*** DATASET ENTRIES ***

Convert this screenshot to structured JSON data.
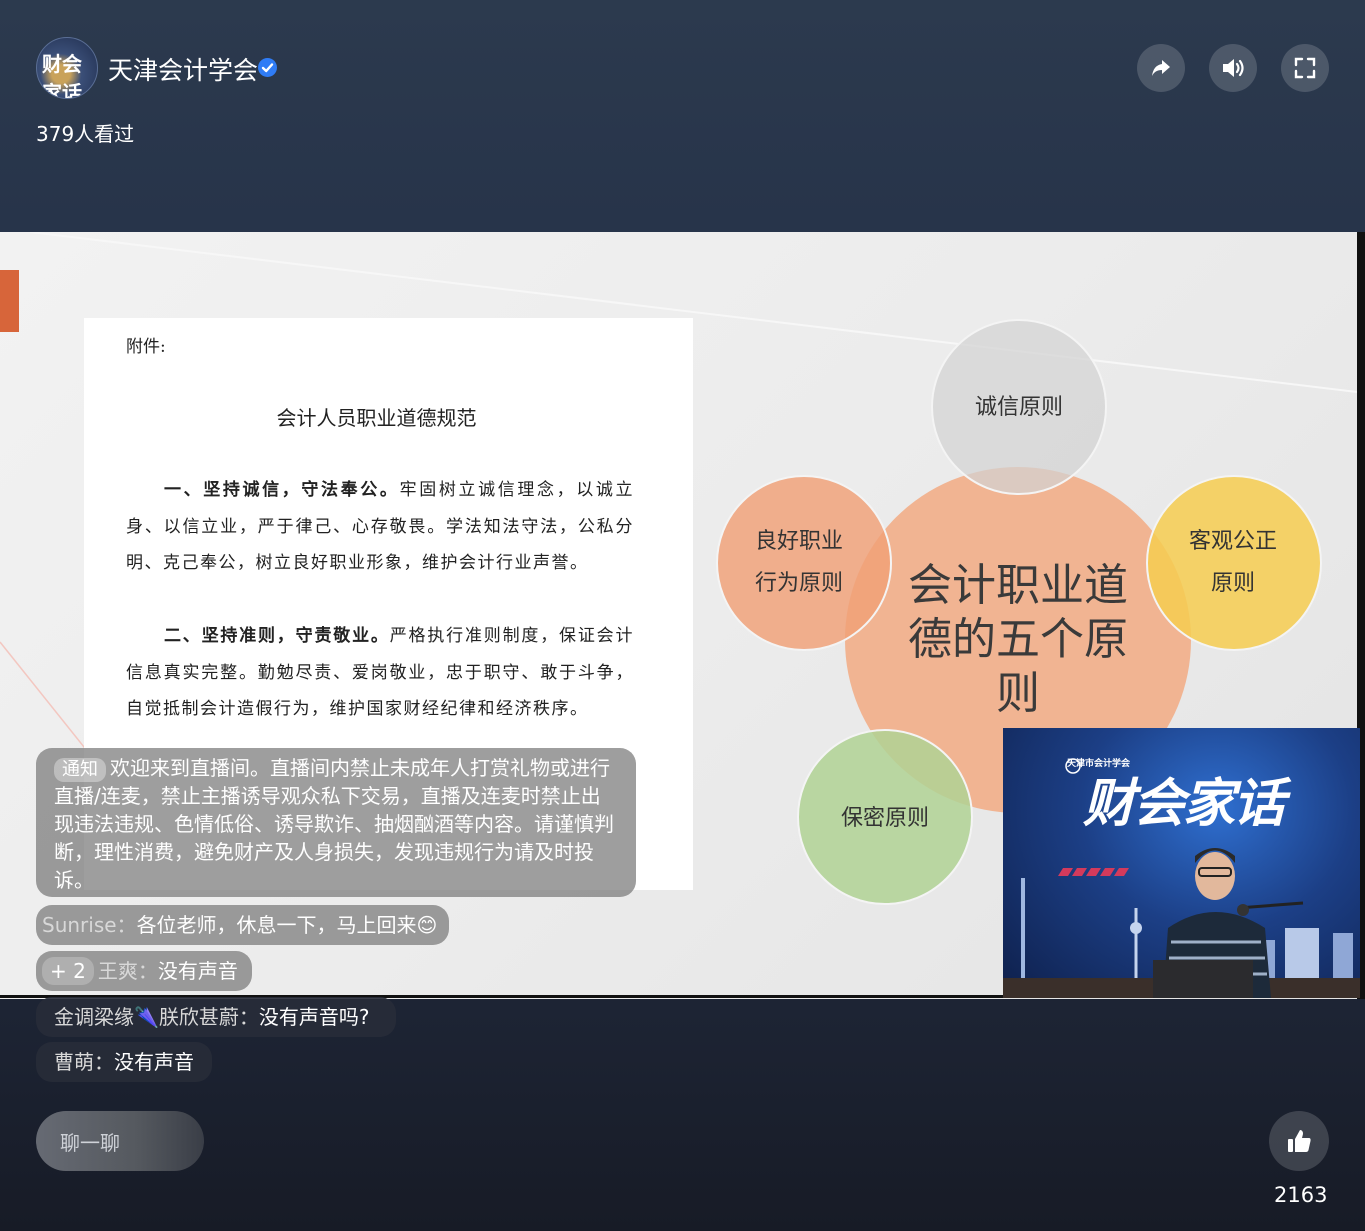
{
  "header": {
    "channel_name": "天津会计学会",
    "avatar_text": "财会家话",
    "views": "379人看过",
    "icons": [
      "share-icon",
      "volume-icon",
      "fullscreen-icon"
    ]
  },
  "slide": {
    "doc": {
      "heading": "附件:",
      "title": "会计人员职业道德规范",
      "p1_bold": "一、坚持诚信，守法奉公。",
      "p1_text": "牢固树立诚信理念，以诚立身、以信立业，严于律己、心存敬畏。学法知法守法，公私分明、克己奉公，树立良好职业形象，维护会计行业声誉。",
      "p2_bold": "二、坚持准则，守责敬业。",
      "p2_text": "严格执行准则制度，保证会计信息真实完整。勤勉尽责、爱岗敬业，忠于职守、敢于斗争，自觉抵制会计造假行为，维护国家财经纪律和经济秩序。"
    },
    "diagram": {
      "center": "会计职业道德的五个原则",
      "top": "诚信原则",
      "left": "良好职业行为原则",
      "right": "客观公正原则",
      "bottom": "保密原则"
    }
  },
  "pip": {
    "org_text": "天津市会计学会",
    "brand_text": "财会家话"
  },
  "chat": {
    "notice_tag": "通知",
    "notice_text": "欢迎来到直播间。直播间内禁止未成年人打赏礼物或进行直播/连麦，禁止主播诱导观众私下交易，直播及连麦时禁止出现违法违规、色情低俗、诱导欺诈、抽烟酗酒等内容。请谨慎判断，理性消费，避免财产及人身损失，发现违规行为请及时投诉。",
    "messages": [
      {
        "user": "Sunrise：",
        "text": "各位老师，休息一下，马上回来😊"
      },
      {
        "badge": "+ 2",
        "user": "王爽：",
        "text": "没有声音"
      },
      {
        "user": "金调梁缘🌂朕欣甚蔚：",
        "text": "没有声音吗?"
      },
      {
        "user": "曹萌：",
        "text": "没有声音"
      }
    ]
  },
  "footer": {
    "input_placeholder": "聊一聊",
    "like_count": "2163"
  },
  "colors": {
    "accent_verified": "#2f7cf6",
    "center_circle": "#f2b28d",
    "top_circle": "#d9d9d9",
    "left_circle": "#f0a57e",
    "right_circle": "#f6cf5c",
    "bottom_circle": "#b5d39a"
  }
}
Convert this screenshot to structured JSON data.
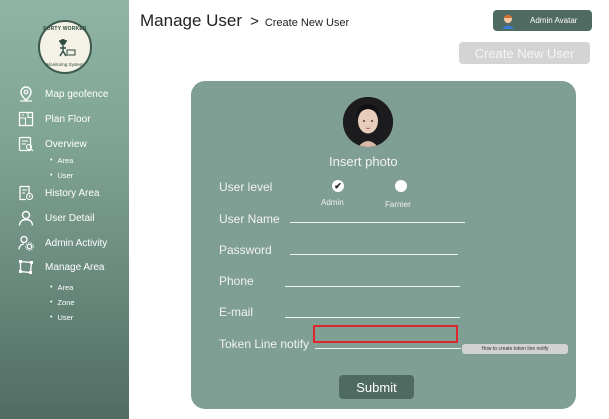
{
  "sidebar": {
    "logo": {
      "top_text": "FORTY WORKER",
      "bottom_text": "Monitoring System"
    },
    "items": [
      {
        "label": "Map geofence",
        "icon": "map-pin-icon"
      },
      {
        "label": "Plan Floor",
        "icon": "floor-plan-icon"
      },
      {
        "label": "Overview",
        "icon": "overview-icon",
        "sub": [
          "Area",
          "User"
        ]
      },
      {
        "label": "History Area",
        "icon": "history-icon"
      },
      {
        "label": "User Detail",
        "icon": "user-icon"
      },
      {
        "label": "Admin Activity",
        "icon": "admin-activity-icon"
      },
      {
        "label": "Manage Area",
        "icon": "manage-area-icon",
        "sub": [
          "Area",
          "Zone",
          "User"
        ]
      }
    ]
  },
  "header": {
    "title": "Manage User",
    "separator": ">",
    "breadcrumb": "Create New User",
    "admin_label": "Admin Avatar",
    "create_button": "Create New User"
  },
  "form": {
    "insert_photo": "Insert photo",
    "user_level_label": "User level",
    "user_level_options": [
      "Admin",
      "Farmer"
    ],
    "user_level_selected": "Admin",
    "fields": {
      "user_name": {
        "label": "User Name",
        "value": ""
      },
      "password": {
        "label": "Password",
        "value": ""
      },
      "phone": {
        "label": "Phone",
        "value": ""
      },
      "email": {
        "label": "E-mail",
        "value": ""
      },
      "token": {
        "label": "Token Line notify",
        "value": ""
      }
    },
    "howto_button": "How to create token line notify",
    "submit_button": "Submit"
  },
  "colors": {
    "sidebar_top": "#8fb4a6",
    "sidebar_bottom": "#4f6c62",
    "card": "#7f9e94",
    "button_dark": "#4f6b61",
    "highlight": "#e0242b"
  }
}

***

GIVEN TASK: Copy the records above exactly. The pictures are not part of the copy.

RESPONSE:
Convert this screenshot to structured JSON data.
{
  "header": {
    "channel_name": "天津会计学会",
    "avatar_text": "财会家话",
    "views": "379人看过",
    "icons": [
      "share-icon",
      "volume-icon",
      "fullscreen-icon"
    ]
  },
  "slide": {
    "doc": {
      "heading": "附件:",
      "title": "会计人员职业道德规范",
      "p1_bold": "一、坚持诚信，守法奉公。",
      "p1_text": "牢固树立诚信理念，以诚立身、以信立业，严于律己、心存敬畏。学法知法守法，公私分明、克己奉公，树立良好职业形象，维护会计行业声誉。",
      "p2_bold": "二、坚持准则，守责敬业。",
      "p2_text": "严格执行准则制度，保证会计信息真实完整。勤勉尽责、爱岗敬业，忠于职守、敢于斗争，自觉抵制会计造假行为，维护国家财经纪律和经济秩序。"
    },
    "diagram": {
      "center": "会计职业道德的五个原则",
      "top": "诚信原则",
      "left": "良好职业行为原则",
      "right": "客观公正原则",
      "bottom": "保密原则"
    }
  },
  "pip": {
    "org_text": "天津市会计学会",
    "brand_text": "财会家话"
  },
  "chat": {
    "notice_tag": "通知",
    "notice_text": "欢迎来到直播间。直播间内禁止未成年人打赏礼物或进行直播/连麦，禁止主播诱导观众私下交易，直播及连麦时禁止出现违法违规、色情低俗、诱导欺诈、抽烟酗酒等内容。请谨慎判断，理性消费，避免财产及人身损失，发现违规行为请及时投诉。",
    "messages": [
      {
        "user": "Sunrise：",
        "text": "各位老师，休息一下，马上回来😊"
      },
      {
        "badge": "+ 2",
        "user": "王爽：",
        "text": "没有声音"
      },
      {
        "user": "金调梁缘🌂朕欣甚蔚：",
        "text": "没有声音吗?"
      },
      {
        "user": "曹萌：",
        "text": "没有声音"
      }
    ]
  },
  "footer": {
    "input_placeholder": "聊一聊",
    "like_count": "2163"
  },
  "colors": {
    "accent_verified": "#2f7cf6",
    "center_circle": "#f2b28d",
    "top_circle": "#d9d9d9",
    "left_circle": "#f0a57e",
    "right_circle": "#f6cf5c",
    "bottom_circle": "#b5d39a"
  }
}
Convert this screenshot to structured JSON data.
{
  "sidebar": {
    "logo": {
      "top_text": "FORTY WORKER",
      "bottom_text": "Monitoring System"
    },
    "items": [
      {
        "label": "Map geofence",
        "icon": "map-pin-icon"
      },
      {
        "label": "Plan Floor",
        "icon": "floor-plan-icon"
      },
      {
        "label": "Overview",
        "icon": "overview-icon",
        "sub": [
          "Area",
          "User"
        ]
      },
      {
        "label": "History Area",
        "icon": "history-icon"
      },
      {
        "label": "User Detail",
        "icon": "user-icon"
      },
      {
        "label": "Admin Activity",
        "icon": "admin-activity-icon"
      },
      {
        "label": "Manage Area",
        "icon": "manage-area-icon",
        "sub": [
          "Area",
          "Zone",
          "User"
        ]
      }
    ]
  },
  "header": {
    "title": "Manage User",
    "separator": ">",
    "breadcrumb": "Create New User",
    "admin_label": "Admin Avatar",
    "create_button": "Create New User"
  },
  "form": {
    "insert_photo": "Insert photo",
    "user_level_label": "User level",
    "user_level_options": [
      "Admin",
      "Farmer"
    ],
    "user_level_selected": "Admin",
    "fields": {
      "user_name": {
        "label": "User Name",
        "value": ""
      },
      "password": {
        "label": "Password",
        "value": ""
      },
      "phone": {
        "label": "Phone",
        "value": ""
      },
      "email": {
        "label": "E-mail",
        "value": ""
      },
      "token": {
        "label": "Token Line notify",
        "value": ""
      }
    },
    "howto_button": "How to create token line notify",
    "submit_button": "Submit"
  },
  "colors": {
    "sidebar_top": "#8fb4a6",
    "sidebar_bottom": "#4f6c62",
    "card": "#7f9e94",
    "button_dark": "#4f6b61",
    "highlight": "#e0242b"
  }
}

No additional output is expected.